| GIVEN REQUEST |
Each line of the data that includes the string "blocks" is to be copied out.

====

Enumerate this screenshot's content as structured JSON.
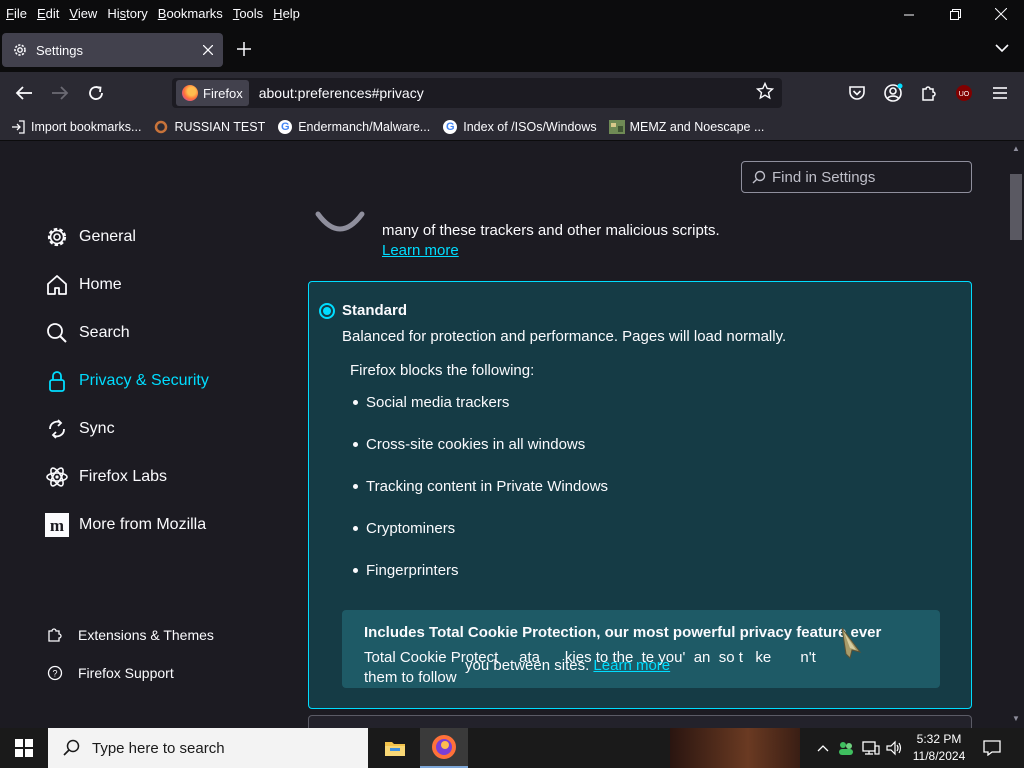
{
  "menubar": {
    "items": [
      "File",
      "Edit",
      "View",
      "History",
      "Bookmarks",
      "Tools",
      "Help"
    ],
    "underline": [
      "F",
      "E",
      "V",
      "s",
      "B",
      "T",
      "H"
    ]
  },
  "tab": {
    "title": "Settings"
  },
  "urlbar": {
    "identity": "Firefox",
    "url": "about:preferences#privacy"
  },
  "bookmarks": [
    {
      "label": "Import bookmarks...",
      "icon": "import-icon"
    },
    {
      "label": "RUSSIAN TEST",
      "icon": "ring-icon"
    },
    {
      "label": "Endermanch/Malware...",
      "icon": "google-icon"
    },
    {
      "label": "Index of /ISOs/Windows",
      "icon": "google-icon"
    },
    {
      "label": "MEMZ and Noescape ...",
      "icon": "image-icon"
    }
  ],
  "find": {
    "placeholder": "Find in Settings"
  },
  "sidebar": {
    "items": [
      {
        "label": "General",
        "icon": "gear-icon"
      },
      {
        "label": "Home",
        "icon": "home-icon"
      },
      {
        "label": "Search",
        "icon": "search-icon"
      },
      {
        "label": "Privacy & Security",
        "icon": "lock-icon",
        "active": true
      },
      {
        "label": "Sync",
        "icon": "sync-icon"
      },
      {
        "label": "Firefox Labs",
        "icon": "labs-icon"
      },
      {
        "label": "More from Mozilla",
        "icon": "mozilla-icon"
      }
    ],
    "footer": [
      {
        "label": "Extensions & Themes",
        "icon": "puzzle-icon"
      },
      {
        "label": "Firefox Support",
        "icon": "help-icon"
      }
    ]
  },
  "privacy": {
    "partial_text": "many of these trackers and other malicious scripts.",
    "learn_more": "Learn more",
    "standard": {
      "title": "Standard",
      "desc": "Balanced for protection and performance. Pages will load normally.",
      "blocks_heading": "Firefox blocks the following:",
      "blocks": [
        "Social media trackers",
        "Cross-site cookies in all windows",
        "Tracking content in Private Windows",
        "Cryptominers",
        "Fingerprinters"
      ],
      "tcp_title": "Includes Total Cookie Protection, our most powerful privacy feature ever",
      "tcp_line1": "Total Cookie Protect     ata      kies to the  te you'  an  so t   ke       n't",
      "tcp_line2": "them to follow",
      "tcp_overlap": "you between sites.",
      "tcp_link": "Learn more"
    }
  },
  "taskbar": {
    "search_placeholder": "Type here to search",
    "time": "5:32 PM",
    "date": "11/8/2024"
  },
  "colors": {
    "accent": "#00ddff",
    "box_bg": "#153b45",
    "tcp_bg": "#1e5a66"
  }
}
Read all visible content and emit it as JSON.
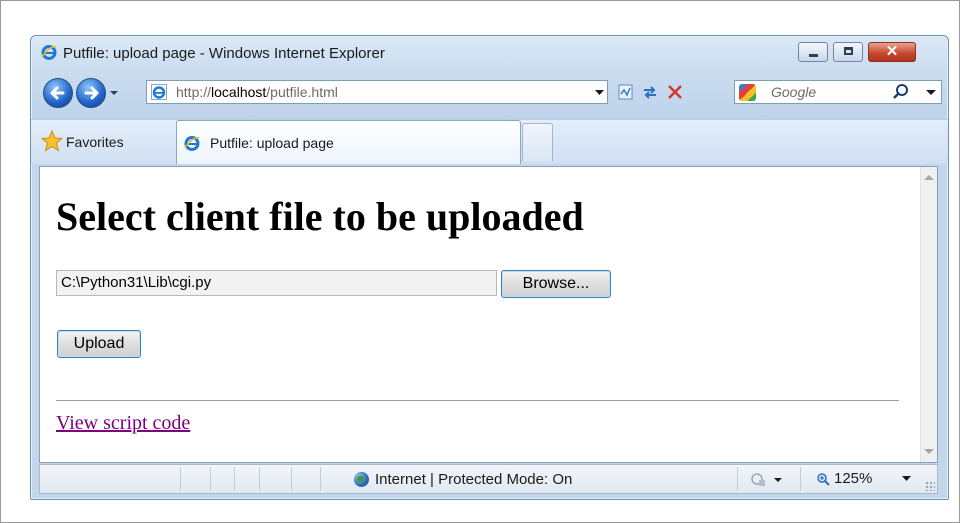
{
  "window": {
    "title": "Putfile: upload page - Windows Internet Explorer"
  },
  "navbar": {
    "address_prefix": "http://",
    "address_host": "localhost",
    "address_path": "/putfile.html",
    "search_placeholder": "Google"
  },
  "tabs": {
    "favorites_label": "Favorites",
    "active_tab_title": "Putfile: upload page"
  },
  "page": {
    "heading": "Select client file to be uploaded",
    "file_input_value": "C:\\Python31\\Lib\\cgi.py",
    "browse_label": "Browse...",
    "upload_label": "Upload",
    "link_text": "View script code",
    "link_color": "#800080"
  },
  "status": {
    "zone_text": "Internet | Protected Mode: On",
    "zoom_text": "125%"
  },
  "icons": [
    "ie-icon",
    "back-icon",
    "forward-icon",
    "refresh-icon",
    "compat-icon",
    "stop-icon",
    "search-icon",
    "star-icon",
    "globe-icon",
    "zoom-icon"
  ]
}
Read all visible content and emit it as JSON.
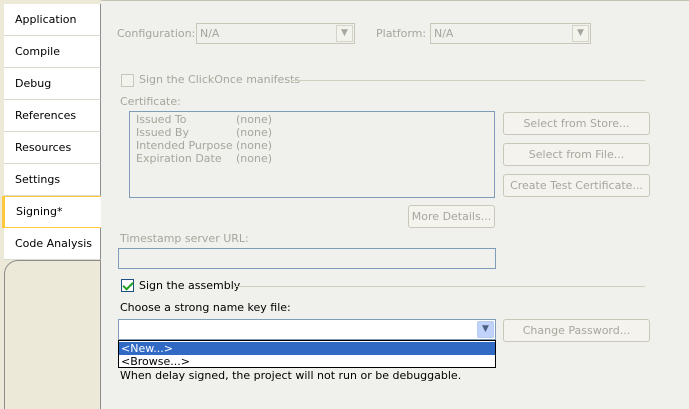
{
  "tabs": [
    {
      "label": "Application",
      "selected": false
    },
    {
      "label": "Compile",
      "selected": false
    },
    {
      "label": "Debug",
      "selected": false
    },
    {
      "label": "References",
      "selected": false
    },
    {
      "label": "Resources",
      "selected": false
    },
    {
      "label": "Settings",
      "selected": false
    },
    {
      "label": "Signing*",
      "selected": true
    },
    {
      "label": "Code Analysis",
      "selected": false
    }
  ],
  "configuration": {
    "label": "Configuration:",
    "value": "N/A",
    "enabled": false
  },
  "platform": {
    "label": "Platform:",
    "value": "N/A",
    "enabled": false
  },
  "clickonce": {
    "label": "Sign the ClickOnce manifests",
    "checked": false,
    "enabled": false
  },
  "certificate": {
    "label": "Certificate:",
    "rows": [
      {
        "key": "Issued To",
        "value": "(none)"
      },
      {
        "key": "Issued By",
        "value": "(none)"
      },
      {
        "key": "Intended Purpose",
        "value": "(none)"
      },
      {
        "key": "Expiration Date",
        "value": "(none)"
      }
    ],
    "select_from_store": "Select from Store...",
    "select_from_file": "Select from File...",
    "create_test_certificate": "Create Test Certificate...",
    "more_details": "More Details..."
  },
  "timestamp": {
    "label": "Timestamp server URL:",
    "value": ""
  },
  "sign_assembly": {
    "label": "Sign the assembly",
    "checked": true
  },
  "strong_name": {
    "label": "Choose a strong name key file:",
    "value": "",
    "options": [
      "<New...>",
      "<Browse...>"
    ],
    "highlighted": "<New...>",
    "change_password": "Change Password..."
  },
  "delay_sign_note": "When delay signed, the project will not run or be debuggable.",
  "colors": {
    "selected_tab_border": "#FFC83C",
    "highlight": "#316AC5",
    "checkmark": "#21A121"
  }
}
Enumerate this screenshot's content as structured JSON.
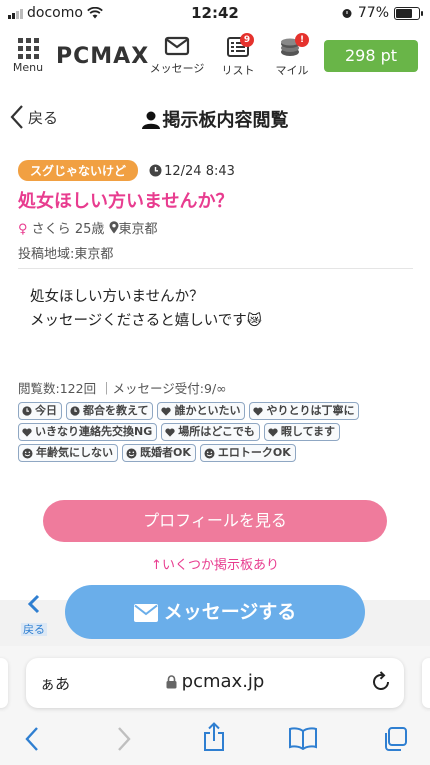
{
  "status_bar": {
    "carrier": "docomo",
    "time": "12:42",
    "battery": "77%"
  },
  "app_nav": {
    "menu_label": "Menu",
    "logo": "PCMAX",
    "message_label": "メッセージ",
    "list_label": "リスト",
    "list_badge": "9",
    "mile_label": "マイル",
    "mile_badge": "!",
    "points": "298 pt"
  },
  "page_header": {
    "back_label": "戻る",
    "title": "掲示板内容閲覧"
  },
  "post": {
    "tag": "スグじゃないけど",
    "date": "12/24 8:43",
    "title": "処女ほしい方いませんか？",
    "gender_symbol": "♀",
    "name": "さくら",
    "age": "25歳",
    "location": "東京都",
    "region_line": "投稿地域:東京都",
    "body_line1": "処女ほしい方いませんか？",
    "body_line2": "メッセージくださると嬉しいです😿",
    "stats": "閲覧数:122回 ｜メッセージ受付:9/∞",
    "chips": [
      {
        "icon": "clock-icon",
        "label": "今日"
      },
      {
        "icon": "clock-icon",
        "label": "都合を教えて"
      },
      {
        "icon": "heart-icon",
        "label": "誰かといたい"
      },
      {
        "icon": "heart-icon",
        "label": "やりとりは丁寧に"
      },
      {
        "icon": "heart-icon",
        "label": "いきなり連絡先交換NG"
      },
      {
        "icon": "heart-icon",
        "label": "場所はどこでも"
      },
      {
        "icon": "heart-icon",
        "label": "暇してます"
      },
      {
        "icon": "smile-icon",
        "label": "年齢気にしない"
      },
      {
        "icon": "smile-icon",
        "label": "既婚者OK"
      },
      {
        "icon": "smile-icon",
        "label": "エロトークOK"
      }
    ]
  },
  "actions": {
    "profile_button": "プロフィールを見る",
    "more_posts": "↑いくつか掲示板あり",
    "bottom_back_label": "戻る",
    "message_button": "メッセージする"
  },
  "browser": {
    "aa": "ぁあ",
    "url": "pcmax.jp"
  },
  "colors": {
    "accent_pink": "#e83c8f",
    "points_green": "#69b548",
    "tag_orange": "#f1a042",
    "message_blue": "#6aaeea",
    "profile_pink": "#ef7b9c"
  }
}
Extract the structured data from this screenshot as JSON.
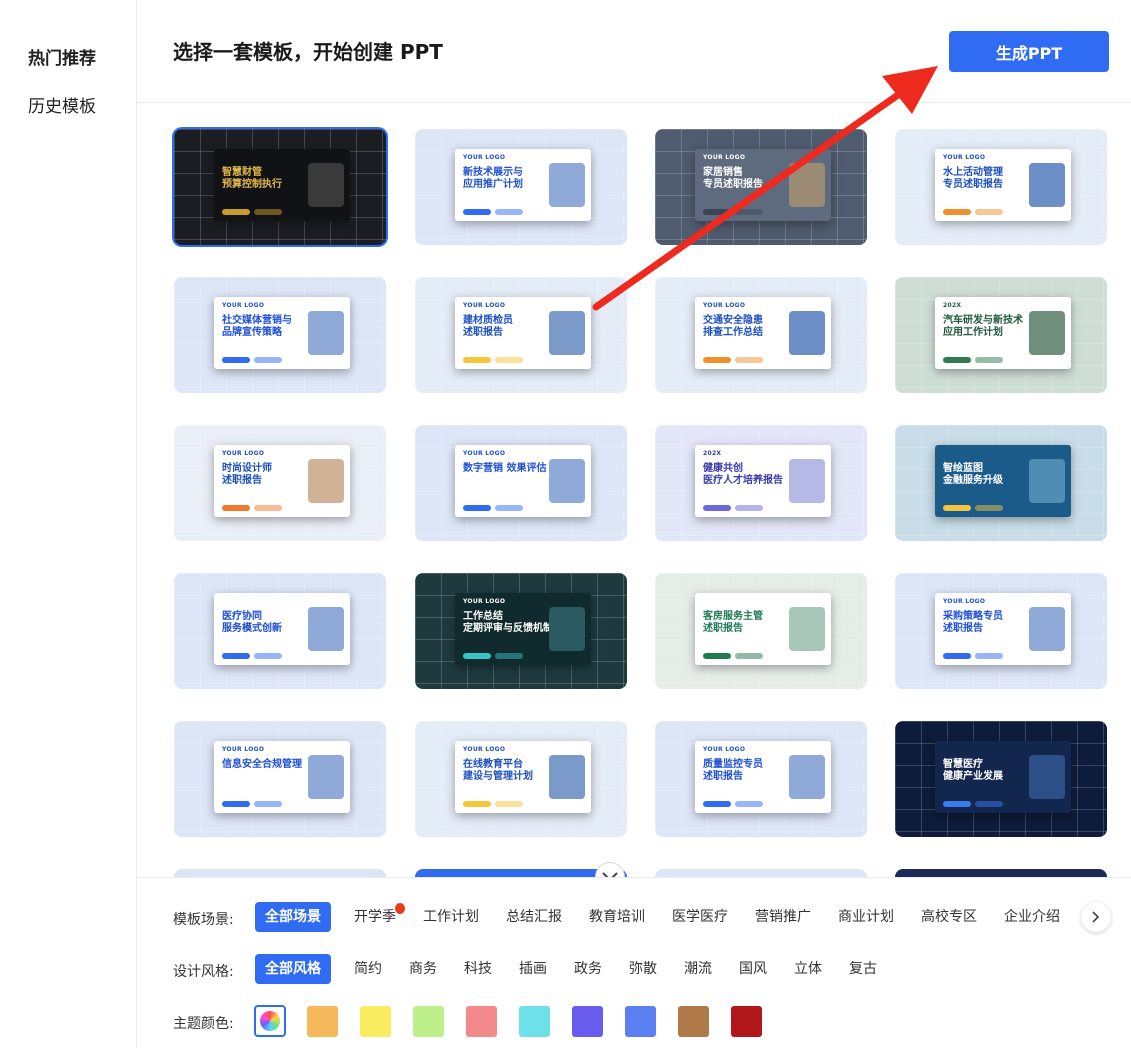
{
  "sidebar": {
    "items": [
      {
        "label": "热门推荐",
        "active": true
      },
      {
        "label": "历史模板",
        "active": false
      }
    ]
  },
  "header": {
    "title": "选择一套模板，开始创建 PPT",
    "generate_label": "生成PPT"
  },
  "templates": [
    {
      "title": "智慧财管\n预算控制执行",
      "logo": "",
      "theme": "dark-gold"
    },
    {
      "title": "新技术展示与\n应用推广计划",
      "logo": "YOUR LOGO",
      "theme": "blue"
    },
    {
      "title": "家居销售\n专员述职报告",
      "logo": "YOUR LOGO",
      "theme": "slate"
    },
    {
      "title": "水上活动管理\n专员述职报告",
      "logo": "YOUR LOGO",
      "theme": "blue-orange"
    },
    {
      "title": "社交媒体营销与\n品牌宣传策略",
      "logo": "YOUR LOGO",
      "theme": "blue"
    },
    {
      "title": "建材质检员\n述职报告",
      "logo": "YOUR LOGO",
      "theme": "blue-yellow"
    },
    {
      "title": "交通安全隐患\n排查工作总结",
      "logo": "YOUR LOGO",
      "theme": "blue-orange"
    },
    {
      "title": "汽车研发与新技术\n应用工作计划",
      "logo": "202X",
      "theme": "green"
    },
    {
      "title": "时尚设计师\n述职报告",
      "logo": "YOUR LOGO",
      "theme": "orange-blue"
    },
    {
      "title": "数字营销 效果评估",
      "logo": "YOUR LOGO",
      "theme": "blue"
    },
    {
      "title": "健康共创\n医疗人才培养报告",
      "logo": "202X",
      "theme": "purple"
    },
    {
      "title": "智绘蓝图\n金融服务升级",
      "logo": "",
      "theme": "teal"
    },
    {
      "title": "医疗协同\n服务模式创新",
      "logo": "",
      "theme": "blue"
    },
    {
      "title": "工作总结\n定期评审与反馈机制",
      "logo": "YOUR LOGO",
      "theme": "dark-teal"
    },
    {
      "title": "客房服务主管\n述职报告",
      "logo": "",
      "theme": "green-light"
    },
    {
      "title": "采购策略专员\n述职报告",
      "logo": "YOUR LOGO",
      "theme": "blue"
    },
    {
      "title": "信息安全合规管理",
      "logo": "YOUR LOGO",
      "theme": "blue"
    },
    {
      "title": "在线教育平台\n建设与管理计划",
      "logo": "YOUR LOGO",
      "theme": "blue-yellow"
    },
    {
      "title": "质量监控专员\n述职报告",
      "logo": "YOUR LOGO",
      "theme": "blue"
    },
    {
      "title": "智慧医疗\n健康产业发展",
      "logo": "",
      "theme": "navy"
    }
  ],
  "filters": {
    "scene_label": "模板场景:",
    "scenes": [
      "全部场景",
      "开学季",
      "工作计划",
      "总结汇报",
      "教育培训",
      "医学医疗",
      "营销推广",
      "商业计划",
      "高校专区",
      "企业介绍"
    ],
    "style_label": "设计风格:",
    "styles": [
      "全部风格",
      "简约",
      "商务",
      "科技",
      "插画",
      "政务",
      "弥散",
      "潮流",
      "国风",
      "立体",
      "复古"
    ],
    "color_label": "主题颜色:",
    "colors": [
      "#f5b85a",
      "#f9ec5e",
      "#bdf08a",
      "#f28a8a",
      "#6ee0e8",
      "#6b5cf0",
      "#5a7ff0",
      "#b07a48",
      "#b0161c"
    ]
  }
}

====

| FINISHED ANSWER |
      "blocks_heading": "Firefox blocks the following:",
      "blocks": [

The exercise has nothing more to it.